**TASK TO CARRY OUT**
Determine how many lines below hold the string "true". Reply with the number alone.

**STORED RECORDS**
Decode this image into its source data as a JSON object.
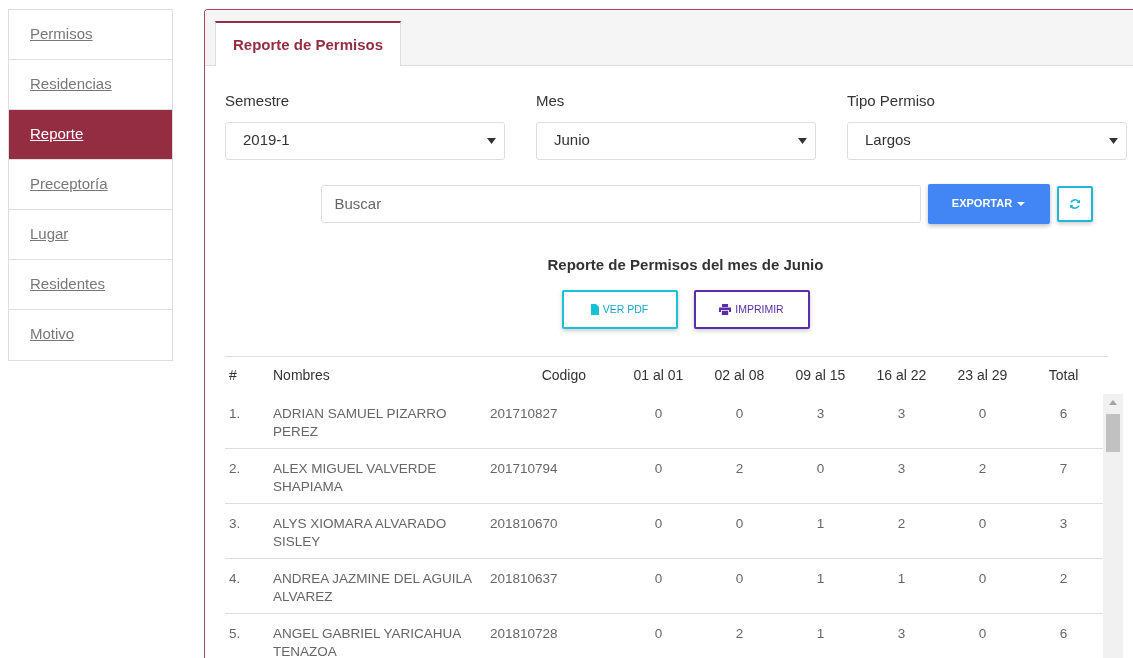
{
  "sidebar": {
    "items": [
      {
        "label": "Permisos",
        "selected": false
      },
      {
        "label": "Residencias",
        "selected": false
      },
      {
        "label": "Reporte",
        "selected": true
      },
      {
        "label": "Preceptoría",
        "selected": false
      },
      {
        "label": "Lugar",
        "selected": false
      },
      {
        "label": "Residentes",
        "selected": false
      },
      {
        "label": "Motivo",
        "selected": false
      }
    ]
  },
  "tabs": [
    {
      "label": "Reporte de Permisos",
      "selected": true
    }
  ],
  "filters": [
    {
      "label": "Semestre",
      "value": "2019-1"
    },
    {
      "label": "Mes",
      "value": "Junio"
    },
    {
      "label": "Tipo Permiso",
      "value": "Largos"
    }
  ],
  "search": {
    "placeholder": "Buscar"
  },
  "export_button": {
    "label": "EXPORTAR"
  },
  "report_title": "Reporte de Permisos del mes de Junio",
  "report_buttons": [
    {
      "kind": "pdf",
      "label": "VER PDF"
    },
    {
      "kind": "print",
      "label": "IMPRIMIR"
    }
  ],
  "table": {
    "columns": [
      "#",
      "Nombres",
      "Codigo",
      "01 al 01",
      "02 al 08",
      "09 al 15",
      "16 al 22",
      "23 al 29",
      "Total"
    ],
    "rows": [
      [
        "1.",
        "ADRIAN SAMUEL PIZARRO PEREZ",
        "201710827",
        "0",
        "0",
        "3",
        "3",
        "0",
        "6"
      ],
      [
        "2.",
        "ALEX MIGUEL VALVERDE SHAPIAMA",
        "201710794",
        "0",
        "2",
        "0",
        "3",
        "2",
        "7"
      ],
      [
        "3.",
        "ALYS XIOMARA ALVARADO SISLEY",
        "201810670",
        "0",
        "0",
        "1",
        "2",
        "0",
        "3"
      ],
      [
        "4.",
        "ANDREA JAZMINE DEL AGUILA ALVAREZ",
        "201810637",
        "0",
        "0",
        "1",
        "1",
        "0",
        "2"
      ],
      [
        "5.",
        "ANGEL GABRIEL YARICAHUA TENAZOA",
        "201810728",
        "0",
        "2",
        "1",
        "3",
        "0",
        "6"
      ]
    ]
  }
}
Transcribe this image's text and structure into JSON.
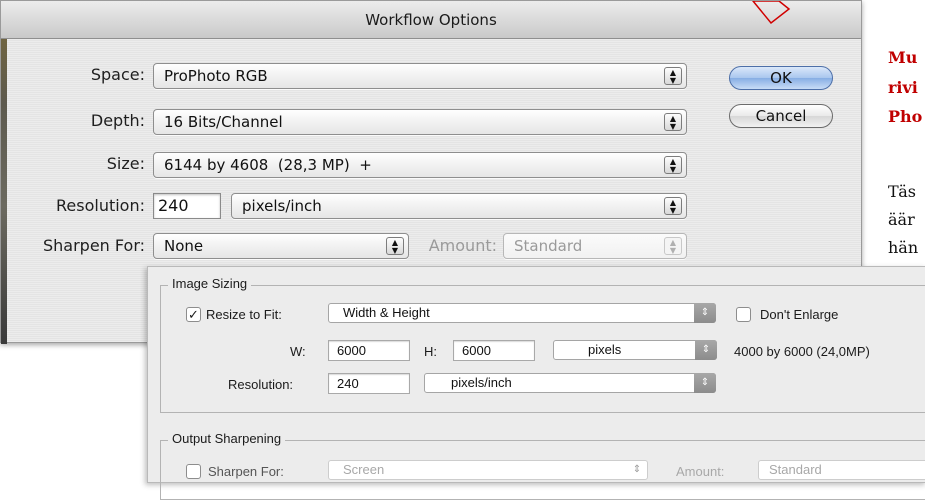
{
  "workflow": {
    "title": "Workflow Options",
    "space": {
      "label": "Space:",
      "value": "ProPhoto RGB"
    },
    "depth": {
      "label": "Depth:",
      "value": "16 Bits/Channel"
    },
    "size": {
      "label": "Size:",
      "value": "6144 by 4608  (28,3 MP)  +"
    },
    "resolution": {
      "label": "Resolution:",
      "value": "240",
      "unit": "pixels/inch"
    },
    "sharpen": {
      "label": "Sharpen For:",
      "value": "None",
      "amount_label": "Amount:",
      "amount_value": "Standard"
    },
    "ok_label": "OK",
    "cancel_label": "Cancel"
  },
  "doc_text": {
    "red_lines": [
      "Mu",
      "rivi",
      "Pho"
    ],
    "black_lines": [
      "Täs",
      "äär",
      "hän"
    ]
  },
  "image_sizing": {
    "group_title": "Image Sizing",
    "resize_label": "Resize to Fit:",
    "resize_checked": true,
    "resize_value": "Width & Height",
    "dont_enlarge_label": "Don't Enlarge",
    "w_label": "W:",
    "w_value": "6000",
    "h_label": "H:",
    "h_value": "6000",
    "unit_value": "pixels",
    "dimension_info": "4000 by 6000 (24,0MP)",
    "resolution_label": "Resolution:",
    "resolution_value": "240",
    "resolution_unit": "pixels/inch"
  },
  "output_sharpening": {
    "group_title": "Output Sharpening",
    "sharpen_label": "Sharpen For:",
    "sharpen_value": "Screen",
    "amount_label": "Amount:",
    "amount_value": "Standard"
  },
  "colors": {
    "accent_red": "#c00000",
    "default_button": "#87aee4"
  }
}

**RIGHT ANSWER**
3